• _SHORT EXERCISE_: Skip any picture you find and retype all the remaining lines exactly.

• _RECORDS FOR THE TASK_:
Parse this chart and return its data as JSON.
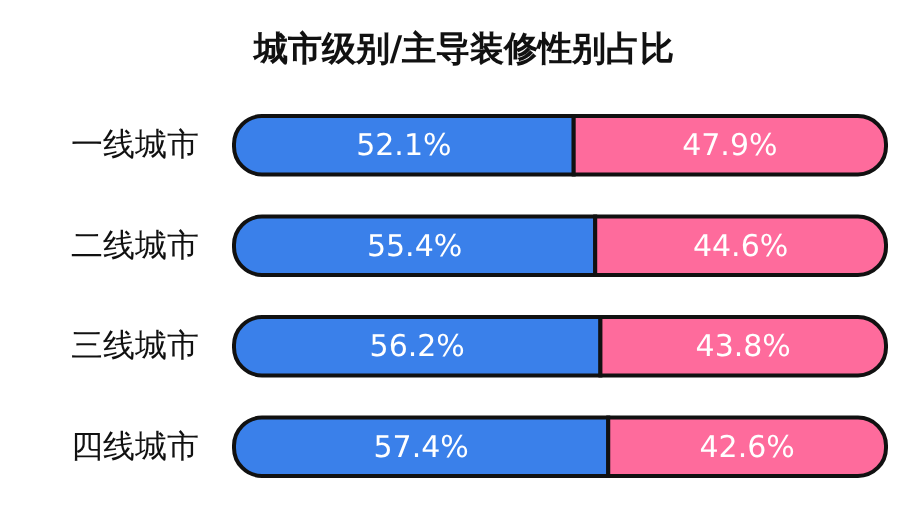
{
  "chart_data": {
    "type": "bar",
    "orientation": "horizontal",
    "stacked": true,
    "title": "城市级别/主导装修性别占比",
    "categories": [
      "一线城市",
      "二线城市",
      "三线城市",
      "四线城市"
    ],
    "series": [
      {
        "color": "#3a80ea",
        "values": [
          52.1,
          55.4,
          56.2,
          57.4
        ],
        "value_labels": [
          "52.1%",
          "55.4%",
          "56.2%",
          "57.4%"
        ]
      },
      {
        "color": "#fe6b9c",
        "values": [
          47.9,
          44.6,
          43.8,
          42.6
        ],
        "value_labels": [
          "47.9%",
          "44.6%",
          "43.8%",
          "42.6%"
        ]
      }
    ],
    "tick_labels": "y"
  }
}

• _SOLUTION_:
Parse this chart and return its data as JSON.
{
  "chart_data": {
    "type": "bar",
    "orientation": "horizontal",
    "stacked": true,
    "title": "城市级别/主导装修性别占比",
    "categories": [
      "一线城市",
      "二线城市",
      "三线城市",
      "四线城市"
    ],
    "series": [
      {
        "color": "#3a80ea",
        "values": [
          52.1,
          55.4,
          56.2,
          57.4
        ],
        "value_labels": [
          "52.1%",
          "55.4%",
          "56.2%",
          "57.4%"
        ]
      },
      {
        "color": "#fe6b9c",
        "values": [
          47.9,
          44.6,
          43.8,
          42.6
        ],
        "value_labels": [
          "47.9%",
          "44.6%",
          "43.8%",
          "42.6%"
        ]
      }
    ],
    "tick_labels": "y"
  }
}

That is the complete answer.